Records from a dataset:
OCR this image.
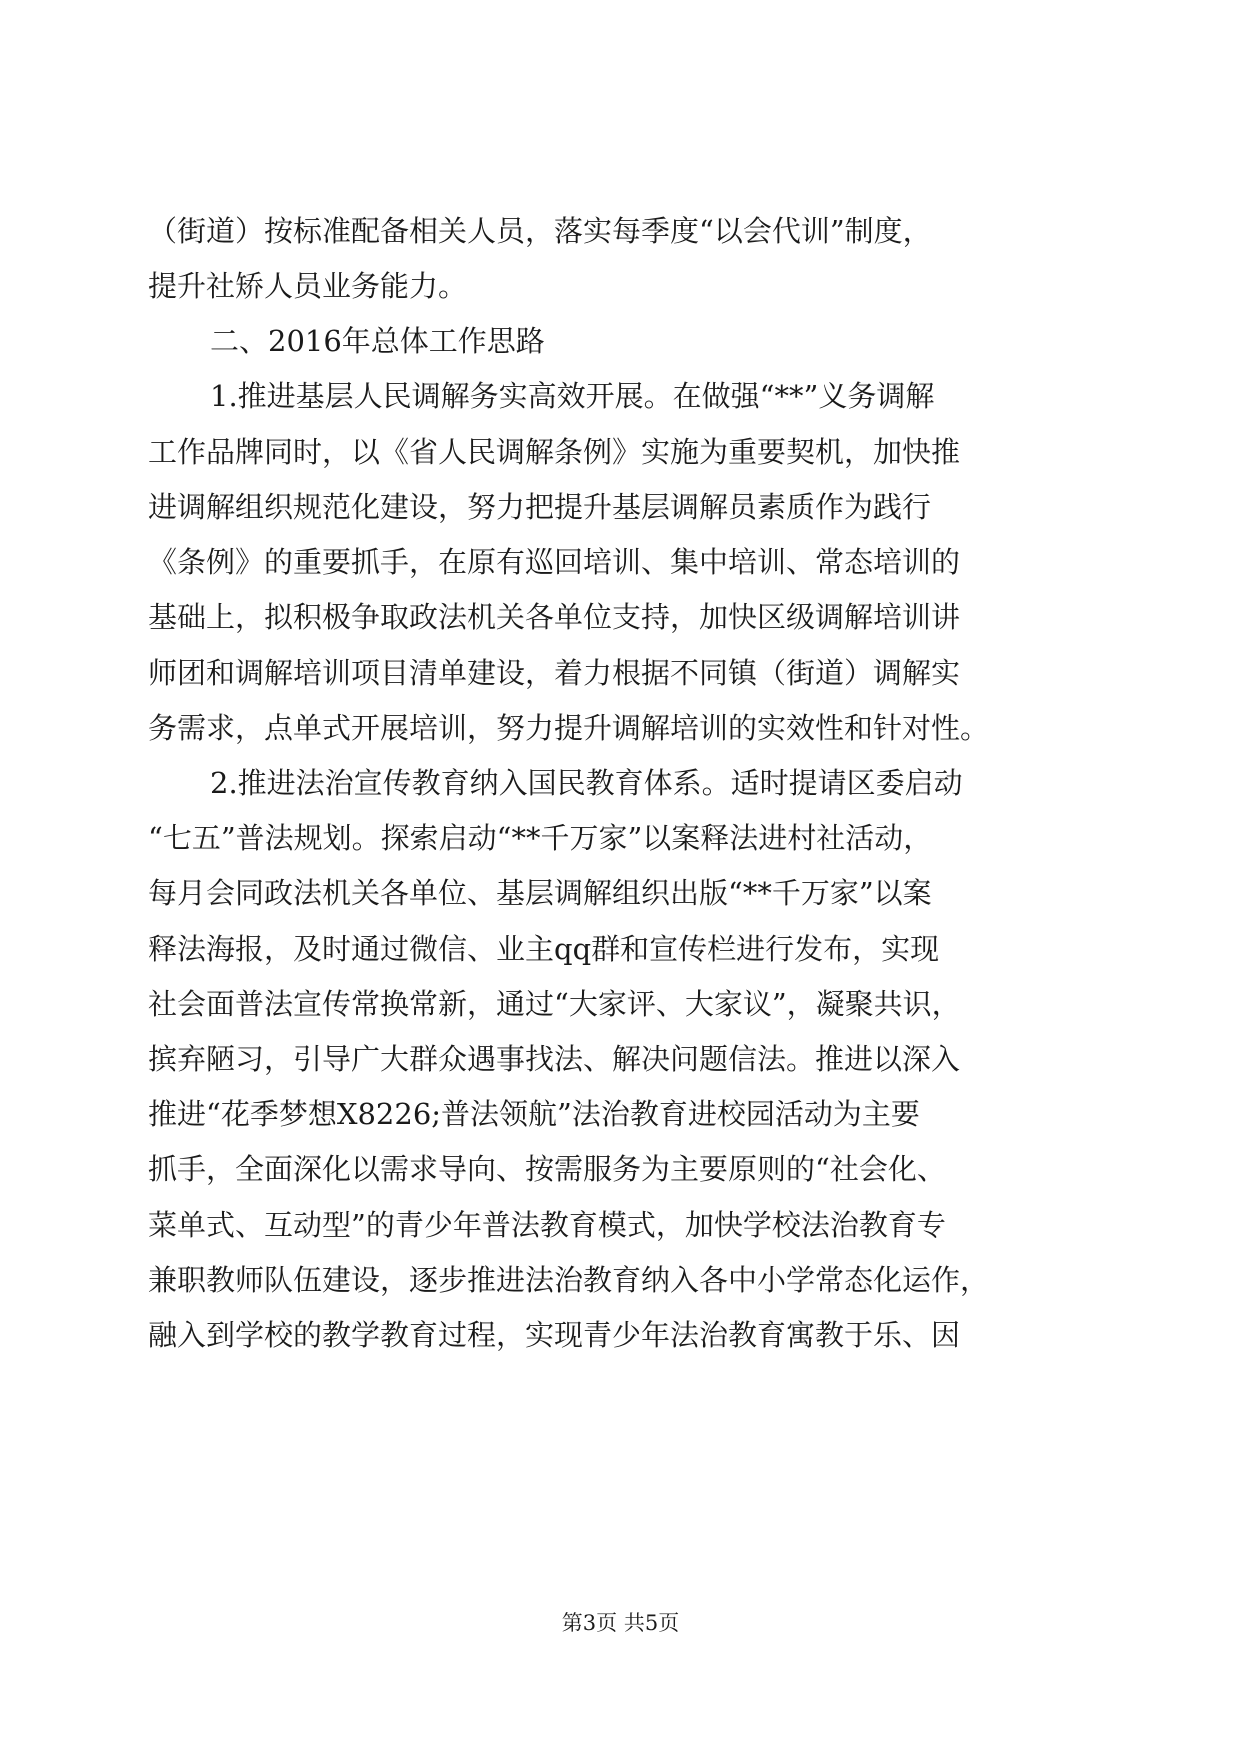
（街道）按标准配备相关人员，落实每季度“以会代训”制度，
提升社矫人员业务能力。
二、2016年总体工作思路
1.推进基层人民调解务实高效开展。在做强“**”义务调解
工作品牌同时，以《省人民调解条例》实施为重要契机，加快推
进调解组织规范化建设，努力把提升基层调解员素质作为践行
《条例》的重要抓手，在原有巡回培训、集中培训、常态培训的
基础上，拟积极争取政法机关各单位支持，加快区级调解培训讲
师团和调解培训项目清单建设，着力根据不同镇（街道）调解实
务需求，点单式开展培训，努力提升调解培训的实效性和针对性。
2.推进法治宣传教育纳入国民教育体系。适时提请区委启动
“七五”普法规划。探索启动“**千万家”以案释法进村社活动，
每月会同政法机关各单位、基层调解组织出版“**千万家”以案
释法海报，及时通过微信、业主qq群和宣传栏进行发布，实现
社会面普法宣传常换常新，通过“大家评、大家议”，凝聚共识，
摈弃陋习，引导广大群众遇事找法、解决问题信法。推进以深入
推进“花季梦想X8226;普法领航”法治教育进校园活动为主要
抓手，全面深化以需求导向、按需服务为主要原则的“社会化、
菜单式、互动型”的青少年普法教育模式，加快学校法治教育专
兼职教师队伍建设，逐步推进法治教育纳入各中小学常态化运作，
融入到学校的教学教育过程，实现青少年法治教育寓教于乐、因
第3页 共5页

• **Work instructions**
Return each line of the data, keeping its wording exact and omitting pictures.

• **Answer to the exercise**
OCR this image.
（街道）按标准配备相关人员，落实每季度“以会代训”制度，
提升社矫人员业务能力。
二、2016年总体工作思路
1.推进基层人民调解务实高效开展。在做强“**”义务调解
工作品牌同时，以《省人民调解条例》实施为重要契机，加快推
进调解组织规范化建设，努力把提升基层调解员素质作为践行
《条例》的重要抓手，在原有巡回培训、集中培训、常态培训的
基础上，拟积极争取政法机关各单位支持，加快区级调解培训讲
师团和调解培训项目清单建设，着力根据不同镇（街道）调解实
务需求，点单式开展培训，努力提升调解培训的实效性和针对性。
2.推进法治宣传教育纳入国民教育体系。适时提请区委启动
“七五”普法规划。探索启动“**千万家”以案释法进村社活动，
每月会同政法机关各单位、基层调解组织出版“**千万家”以案
释法海报，及时通过微信、业主qq群和宣传栏进行发布，实现
社会面普法宣传常换常新，通过“大家评、大家议”，凝聚共识，
摈弃陋习，引导广大群众遇事找法、解决问题信法。推进以深入
推进“花季梦想X8226;普法领航”法治教育进校园活动为主要
抓手，全面深化以需求导向、按需服务为主要原则的“社会化、
菜单式、互动型”的青少年普法教育模式，加快学校法治教育专
兼职教师队伍建设，逐步推进法治教育纳入各中小学常态化运作，
融入到学校的教学教育过程，实现青少年法治教育寓教于乐、因
第3页 共5页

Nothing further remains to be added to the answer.